Set exercise -
Don't copy the pictures; return every other part of the records exactly.

============================================================

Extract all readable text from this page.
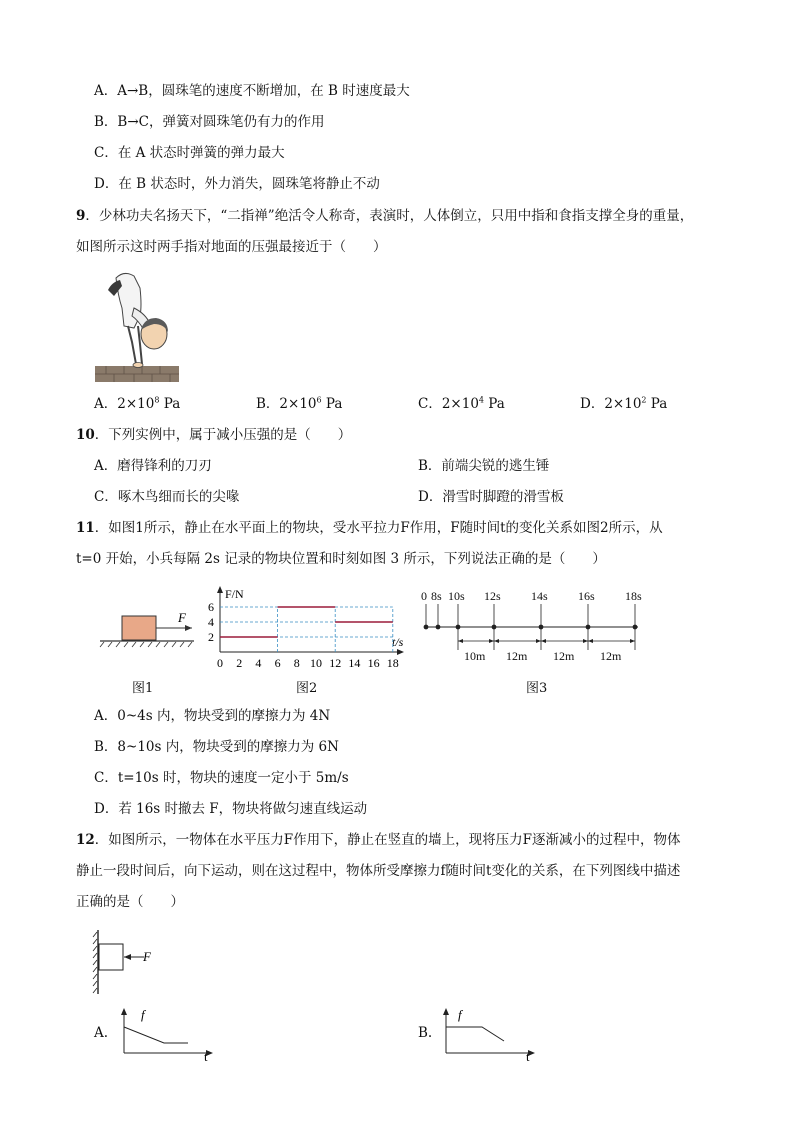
A．A→B，圆珠笔的速度不断增加，在 B 时速度最大
B．B→C，弹簧对圆珠笔仍有力的作用
C．在 A 状态时弹簧的弹力最大
D．在 B 状态时，外力消失，圆珠笔将静止不动
9．少林功夫名扬天下，“二指禅”绝活令人称奇，表演时，人体倒立，只用中指和食指支撑全身的重量，
如图所示这时两手指对地面的压强最接近于（　　）
A．$2\times 10^8$ Pa	B．$2\times 10^6$ Pa	C．$2\times 10^4$ Pa	D．$2\times 10^2$ Pa
10．下列实例中，属于减小压强的是（　　）
A．磨得锋利的刀刃	B．前端尖锐的逃生锤
C．啄木鸟细而长的尖喙	D．滑雪时脚蹬的滑雪板
11．如图1所示，静止在水平面上的物块，受水平拉力F作用，F随时间t的变化关系如图2所示，从
t=0 开始，小兵每隔 2s 记录的物块位置和时刻如图 3 所示，下列说法正确的是（　　）
F
图1
F/N
t/s
2
4
6
0 2 4 6 8 10 12 14 16 18
图2
0 8s 10s 12s	14s	16s	18s
10m 12m 12m 12m
图3
A．0~4s 内，物块受到的摩擦力为 4N
B．8~10s 内，物块受到的摩擦力为 6N
C．t=10s 时，物块的速度一定小于 5m/s
D．若 16s 时撤去 F，物块将做匀速直线运动
12．如图所示，一物体在水平压力F作用下，静止在竖直的墙上，现将压力F逐渐减小的过程中，物体
静止一段时间后，向下运动，则在这过程中，物体所受摩擦力f随时间t变化的关系，在下列图线中描述
正确的是（　　）
F
A.
f
t
B.
f
t
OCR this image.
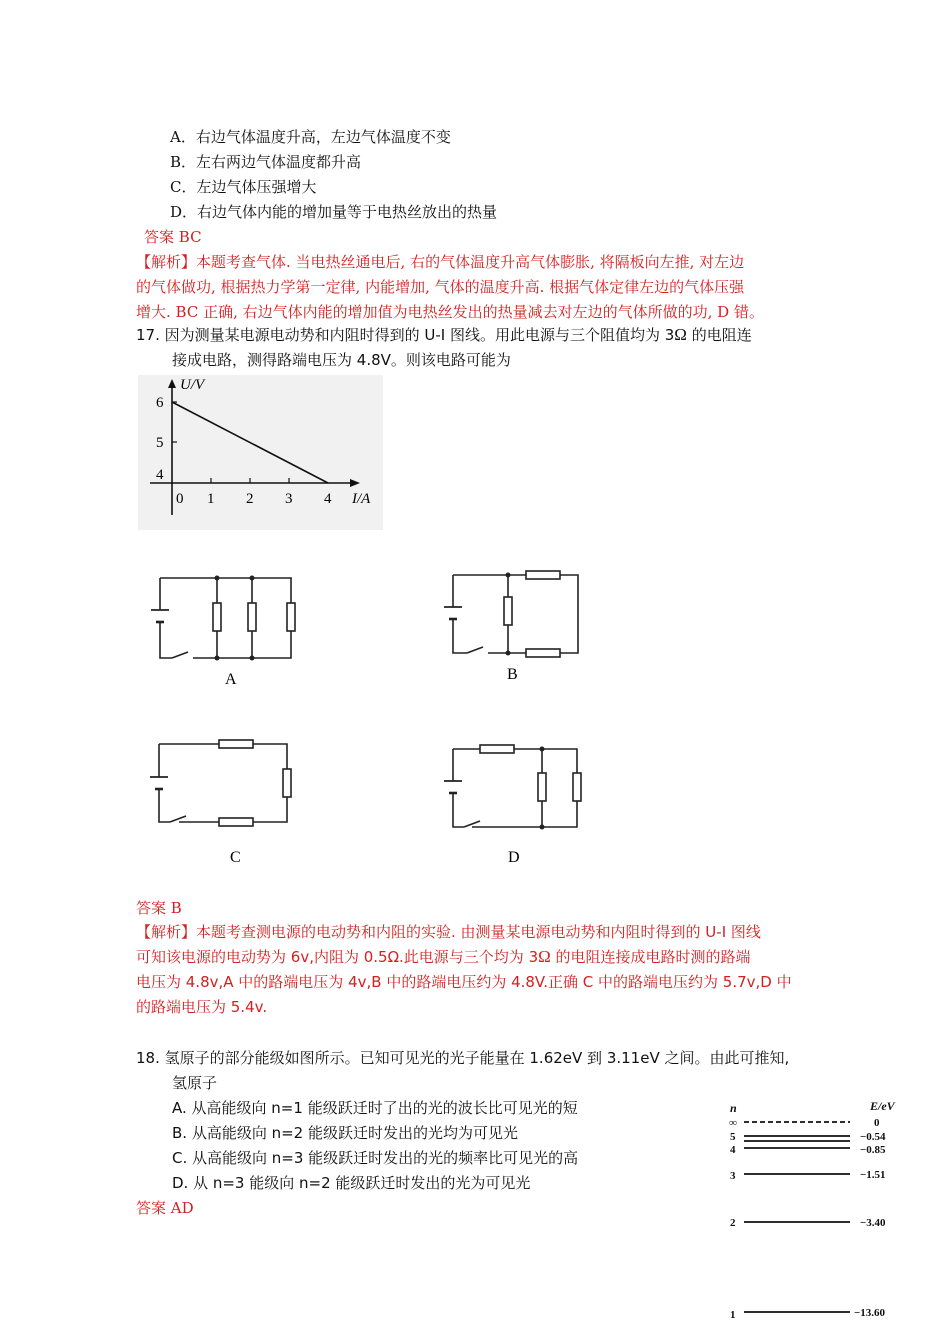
A．右边气体温度升高，左边气体温度不变
B．左右两边气体温度都升高
C．左边气体压强增大
D．右边气体内能的增加量等于电热丝放出的热量
答案 BC
【解析】本题考查气体. 当电热丝通电后, 右的气体温度升高气体膨胀, 将隔板向左推, 对左边
的气体做功, 根据热力学第一定律, 内能增加, 气体的温度升高. 根据气体定律左边的气体压强
增大. BC 正确, 右边气体内能的增加值为电热丝发出的热量减去对左边的气体所做的功, D 错。
17. 因为测量某电源电动势和内阻时得到的 U-I 图线。用此电源与三个阻值均为 3Ω 的电阻连
接成电路，测得路端电压为 4.8V。则该电路可能为
U/V
6
5
4
0 1 2 3 4 I/A
A	B
C	D
答案 B
【解析】本题考查测电源的电动势和内阻的实验. 由测量某电源电动势和内阻时得到的 U-I 图线
可知该电源的电动势为 6v,内阻为 0.5Ω.此电源与三个均为 3Ω 的电阻连接成电路时测的路端
电压为 4.8v,A 中的路端电压为 4v,B 中的路端电压约为 4.8V.正确 C 中的路端电压约为 5.7v,D 中
的路端电压为 5.4v.
18. 氢原子的部分能级如图所示。已知可见光的光子能量在 1.62eV 到 3.11eV 之间。由此可推知,
氢原子
A. 从高能级向 n=1 能级跃迁时了出的光的波长比可见光的短
B. 从高能级向 n=2 能级跃迁时发出的光均为可见光
C. 从高能级向 n=3 能级跃迁时发出的光的频率比可见光的高
D. 从 n=3 能级向 n=2 能级跃迁时发出的光为可见光
答案 AD
n	E/eV
∞	0
5	−0.54
4	−0.85
3	−1.51
2	−3.40
1	−13.60
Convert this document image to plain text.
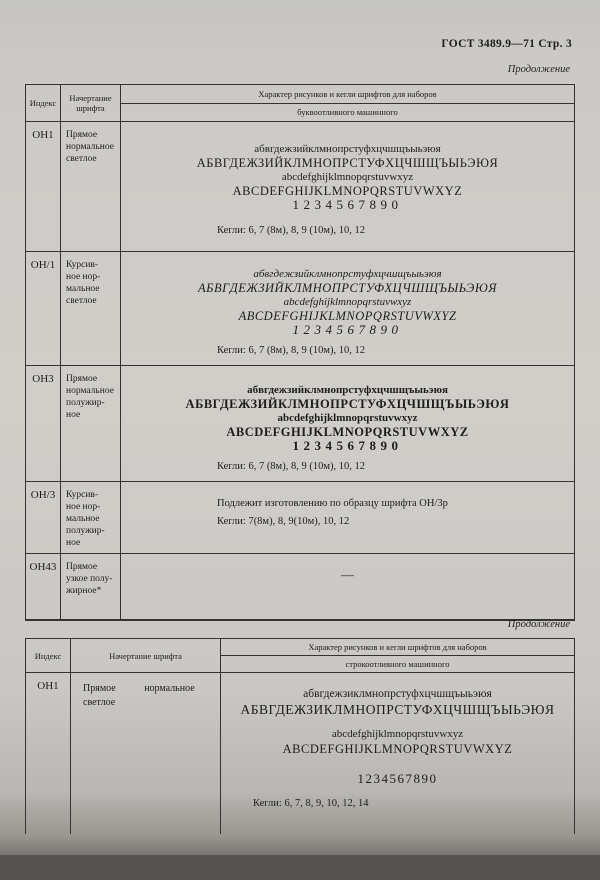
ГОСТ 3489.9—71 Стр. 3
Продолжение
Индекс	Начертание шрифта
Характер рисунков и кегли шрифтов для наборов
буквоотливного машинного
ОН1	Прямое
нормальное
светлое
абвгдежзийклмнопрстуфхцчшщъыьэюя
АБВГДЕЖЗИЙКЛМНОПРСТУФХЦЧШЩЪЫЬЭЮЯ
abcdefghijklmnopqrstuvwxyz
ABCDEFGHIJKLMNOPQRSTUVWXYZ
1234567890
Кегли: 6, 7 (8м), 8, 9 (10м), 10, 12
ОН/1	Курсив-
ное нор-
мальное
светлое
абвгдежзийклмнопрстуфхцчшщъыьэюя
АБВГДЕЖЗИЙКЛМНОПРСТУФХЦЧШЩЪЫЬЭЮЯ
abcdefghijklmnopqrstuvwxyz
ABCDEFGHIJKLMNOPQRSTUVWXYZ
1234567890
Кегли: 6, 7 (8м), 8, 9 (10м), 10, 12
ОН3	Прямое
нормальное
полужир-
ное
абвгдежзийклмнопрстуфхцчшщъыьэюя
АБВГДЕЖЗИЙКЛМНОПРСТУФХЦЧШЩЪЫЬЭЮЯ
abcdefghijklmnopqrstuvwxyz
ABCDEFGHIJKLMNOPQRSTUVWXYZ
1234567890
Кегли: 6, 7 (8м), 8, 9 (10м), 10, 12
ОН/3	Курсив-
ное нор-
мальное
полужир-
ное
Подлежит изготовлению по образцу шрифта ОН/3р
Кегли: 7(8м), 8, 9(10м), 10, 12
ОН43	Прямое
узкое полу-
жирное*
—
Продолжение
Индекс	Начертание шрифта
Характер рисунков и кегли шрифтов для наборов
строкоотливного машинного
ОН1	Прямое нормальное
светлое
абвгдежзиклмнопрстуфхцчшщъыьэюя
АБВГДЕЖЗИКЛМНОПРСТУФХЦЧШЩЪЫЬЭЮЯ
abcdefghijklmnopqrstuvwxyz
ABCDEFGHIJKLMNOPQRSTUVWXYZ
1234567890
Кегли: 6, 7, 8, 9, 10, 12, 14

============================================================

Completed exercise -
Extract all readable text from this page.
A．A→B，圆珠笔的速度不断增加，在 B 时速度最大
B．B→C，弹簧对圆珠笔仍有力的作用
C．在 A 状态时弹簧的弹力最大
D．在 B 状态时，外力消失，圆珠笔将静止不动
9．少林功夫名扬天下，“二指禅”绝活令人称奇，表演时，人体倒立，只用中指和食指支撑全身的重量，
如图所示这时两手指对地面的压强最接近于（　　）
A．$2\times 10^8$ Pa	B．$2\times 10^6$ Pa	C．$2\times 10^4$ Pa	D．$2\times 10^2$ Pa
10．下列实例中，属于减小压强的是（　　）
A．磨得锋利的刀刃	B．前端尖锐的逃生锤
C．啄木鸟细而长的尖喙	D．滑雪时脚蹬的滑雪板
11．如图1所示，静止在水平面上的物块，受水平拉力F作用，F随时间t的变化关系如图2所示，从
t=0 开始，小兵每隔 2s 记录的物块位置和时刻如图 3 所示，下列说法正确的是（　　）
F
图1
F/N
t/s
2
4
6
0 2 4 6 8 10 12 14 16 18
图2
0 8s 10s 12s	14s	16s	18s
10m 12m 12m 12m
图3
A．0~4s 内，物块受到的摩擦力为 4N
B．8~10s 内，物块受到的摩擦力为 6N
C．t=10s 时，物块的速度一定小于 5m/s
D．若 16s 时撤去 F，物块将做匀速直线运动
12．如图所示，一物体在水平压力F作用下，静止在竖直的墙上，现将压力F逐渐减小的过程中，物体
静止一段时间后，向下运动，则在这过程中，物体所受摩擦力f随时间t变化的关系，在下列图线中描述
正确的是（　　）
F
A.
f
t
B.
f
t
OCR this image.
A．右边气体温度升高，左边气体温度不变
B．左右两边气体温度都升高
C．左边气体压强增大
D．右边气体内能的增加量等于电热丝放出的热量
答案 BC
【解析】本题考查气体. 当电热丝通电后, 右的气体温度升高气体膨胀, 将隔板向左推, 对左边
的气体做功, 根据热力学第一定律, 内能增加, 气体的温度升高. 根据气体定律左边的气体压强
增大. BC 正确, 右边气体内能的增加值为电热丝发出的热量减去对左边的气体所做的功, D 错。
17. 因为测量某电源电动势和内阻时得到的 U-I 图线。用此电源与三个阻值均为 3Ω 的电阻连
接成电路，测得路端电压为 4.8V。则该电路可能为
U/V
6
5
4
0 1 2 3 4 I/A
A	B
C	D
答案 B
【解析】本题考查测电源的电动势和内阻的实验. 由测量某电源电动势和内阻时得到的 U-I 图线
可知该电源的电动势为 6v,内阻为 0.5Ω.此电源与三个均为 3Ω 的电阻连接成电路时测的路端
电压为 4.8v,A 中的路端电压为 4v,B 中的路端电压约为 4.8V.正确 C 中的路端电压约为 5.7v,D 中
的路端电压为 5.4v.
18. 氢原子的部分能级如图所示。已知可见光的光子能量在 1.62eV 到 3.11eV 之间。由此可推知,
氢原子
A. 从高能级向 n=1 能级跃迁时了出的光的波长比可见光的短
B. 从高能级向 n=2 能级跃迁时发出的光均为可见光
C. 从高能级向 n=3 能级跃迁时发出的光的频率比可见光的高
D. 从 n=3 能级向 n=2 能级跃迁时发出的光为可见光
答案 AD
n	E/eV
∞	0
5	−0.54
4	−0.85
3	−1.51
2	−3.40
1	−13.60
Convert this document image to plain text.
ГОСТ 3489.9—71 Стр. 3
Продолжение
Индекс	Начертание шрифта
Характер рисунков и кегли шрифтов для наборов
буквоотливного машинного
ОН1	Прямое
нормальное
светлое
абвгдежзийклмнопрстуфхцчшщъыьэюя
АБВГДЕЖЗИЙКЛМНОПРСТУФХЦЧШЩЪЫЬЭЮЯ
abcdefghijklmnopqrstuvwxyz
ABCDEFGHIJKLMNOPQRSTUVWXYZ
1234567890
Кегли: 6, 7 (8м), 8, 9 (10м), 10, 12
ОН/1	Курсив-
ное нор-
мальное
светлое
абвгдежзийклмнопрстуфхцчшщъыьэюя
АБВГДЕЖЗИЙКЛМНОПРСТУФХЦЧШЩЪЫЬЭЮЯ
abcdefghijklmnopqrstuvwxyz
ABCDEFGHIJKLMNOPQRSTUVWXYZ
1234567890
Кегли: 6, 7 (8м), 8, 9 (10м), 10, 12
ОН3	Прямое
нормальное
полужир-
ное
абвгдежзийклмнопрстуфхцчшщъыьэюя
АБВГДЕЖЗИЙКЛМНОПРСТУФХЦЧШЩЪЫЬЭЮЯ
abcdefghijklmnopqrstuvwxyz
ABCDEFGHIJKLMNOPQRSTUVWXYZ
1234567890
Кегли: 6, 7 (8м), 8, 9 (10м), 10, 12
ОН/3	Курсив-
ное нор-
мальное
полужир-
ное
Подлежит изготовлению по образцу шрифта ОН/3р
Кегли: 7(8м), 8, 9(10м), 10, 12
ОН43	Прямое
узкое полу-
жирное*
—
Продолжение
Индекс	Начертание шрифта
Характер рисунков и кегли шрифтов для наборов
строкоотливного машинного
ОН1	Прямое нормальное
светлое
абвгдежзиклмнопрстуфхцчшщъыьэюя
АБВГДЕЖЗИКЛМНОПРСТУФХЦЧШЩЪЫЬЭЮЯ
abcdefghijklmnopqrstuvwxyz
ABCDEFGHIJKLMNOPQRSTUVWXYZ
1234567890
Кегли: 6, 7, 8, 9, 10, 12, 14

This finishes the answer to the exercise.